◆ **Entries**:
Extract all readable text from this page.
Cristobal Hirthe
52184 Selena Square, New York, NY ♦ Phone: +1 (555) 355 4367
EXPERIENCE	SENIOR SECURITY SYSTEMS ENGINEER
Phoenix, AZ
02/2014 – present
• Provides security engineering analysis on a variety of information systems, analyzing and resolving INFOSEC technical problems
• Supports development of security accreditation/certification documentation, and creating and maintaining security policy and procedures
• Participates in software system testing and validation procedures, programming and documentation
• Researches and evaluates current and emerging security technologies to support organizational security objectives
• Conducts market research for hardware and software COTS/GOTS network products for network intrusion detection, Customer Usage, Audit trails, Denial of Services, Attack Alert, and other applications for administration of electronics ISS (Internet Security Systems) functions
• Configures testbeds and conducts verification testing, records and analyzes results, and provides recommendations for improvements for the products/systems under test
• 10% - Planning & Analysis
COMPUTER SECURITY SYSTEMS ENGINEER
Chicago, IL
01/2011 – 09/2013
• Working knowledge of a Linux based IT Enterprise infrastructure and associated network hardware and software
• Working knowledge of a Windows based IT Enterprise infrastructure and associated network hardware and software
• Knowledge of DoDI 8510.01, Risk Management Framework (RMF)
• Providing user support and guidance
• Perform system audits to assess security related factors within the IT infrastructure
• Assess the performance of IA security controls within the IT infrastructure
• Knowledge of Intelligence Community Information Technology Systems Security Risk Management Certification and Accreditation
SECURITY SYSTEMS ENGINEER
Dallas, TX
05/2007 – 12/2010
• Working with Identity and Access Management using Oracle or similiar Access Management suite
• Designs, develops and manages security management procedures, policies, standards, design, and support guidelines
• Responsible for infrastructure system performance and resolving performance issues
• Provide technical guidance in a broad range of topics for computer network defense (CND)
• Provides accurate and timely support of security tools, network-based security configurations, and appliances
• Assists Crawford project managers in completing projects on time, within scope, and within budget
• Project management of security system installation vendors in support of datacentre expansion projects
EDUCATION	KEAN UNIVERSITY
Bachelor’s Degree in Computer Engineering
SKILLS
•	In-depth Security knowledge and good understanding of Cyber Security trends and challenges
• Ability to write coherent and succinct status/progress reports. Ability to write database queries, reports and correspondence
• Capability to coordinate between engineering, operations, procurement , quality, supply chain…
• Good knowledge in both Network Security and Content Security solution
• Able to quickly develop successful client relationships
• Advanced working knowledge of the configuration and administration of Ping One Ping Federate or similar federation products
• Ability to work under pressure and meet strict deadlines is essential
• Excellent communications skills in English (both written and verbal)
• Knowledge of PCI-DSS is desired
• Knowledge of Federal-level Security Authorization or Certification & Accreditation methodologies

◆ **Stated problem**:
Copy the records above exactly.

◆ **Solved exercise**:
Extract all readable text from this page.
Cristobal Hirthe
52184 Selena Square, New York, NY ♦ Phone: +1 (555) 355 4367
EXPERIENCE	SENIOR SECURITY SYSTEMS ENGINEER
Phoenix, AZ
02/2014 – present
• Provides security engineering analysis on a variety of information systems, analyzing and resolving INFOSEC technical problems
• Supports development of security accreditation/certification documentation, and creating and maintaining security policy and procedures
• Participates in software system testing and validation procedures, programming and documentation
• Researches and evaluates current and emerging security technologies to support organizational security objectives
• Conducts market research for hardware and software COTS/GOTS network products for network intrusion detection, Customer Usage, Audit trails, Denial of Services, Attack Alert, and other applications for administration of electronics ISS (Internet Security Systems) functions
• Configures testbeds and conducts verification testing, records and analyzes results, and provides recommendations for improvements for the products/systems under test
• 10% - Planning & Analysis
COMPUTER SECURITY SYSTEMS ENGINEER
Chicago, IL
01/2011 – 09/2013
• Working knowledge of a Linux based IT Enterprise infrastructure and associated network hardware and software
• Working knowledge of a Windows based IT Enterprise infrastructure and associated network hardware and software
• Knowledge of DoDI 8510.01, Risk Management Framework (RMF)
• Providing user support and guidance
• Perform system audits to assess security related factors within the IT infrastructure
• Assess the performance of IA security controls within the IT infrastructure
• Knowledge of Intelligence Community Information Technology Systems Security Risk Management Certification and Accreditation
SECURITY SYSTEMS ENGINEER
Dallas, TX
05/2007 – 12/2010
• Working with Identity and Access Management using Oracle or similiar Access Management suite
• Designs, develops and manages security management procedures, policies, standards, design, and support guidelines
• Responsible for infrastructure system performance and resolving performance issues
• Provide technical guidance in a broad range of topics for computer network defense (CND)
• Provides accurate and timely support of security tools, network-based security configurations, and appliances
• Assists Crawford project managers in completing projects on time, within scope, and within budget
• Project management of security system installation vendors in support of datacentre expansion projects
EDUCATION	KEAN UNIVERSITY
Bachelor’s Degree in Computer Engineering
SKILLS
•	In-depth Security knowledge and good understanding of Cyber Security trends and challenges
• Ability to write coherent and succinct status/progress reports. Ability to write database queries, reports and correspondence
• Capability to coordinate between engineering, operations, procurement , quality, supply chain…
• Good knowledge in both Network Security and Content Security solution
• Able to quickly develop successful client relationships
• Advanced working knowledge of the configuration and administration of Ping One Ping Federate or similar federation products
• Ability to work under pressure and meet strict deadlines is essential
• Excellent communications skills in English (both written and verbal)
• Knowledge of PCI-DSS is desired
• Knowledge of Federal-level Security Authorization or Certification & Accreditation methodologies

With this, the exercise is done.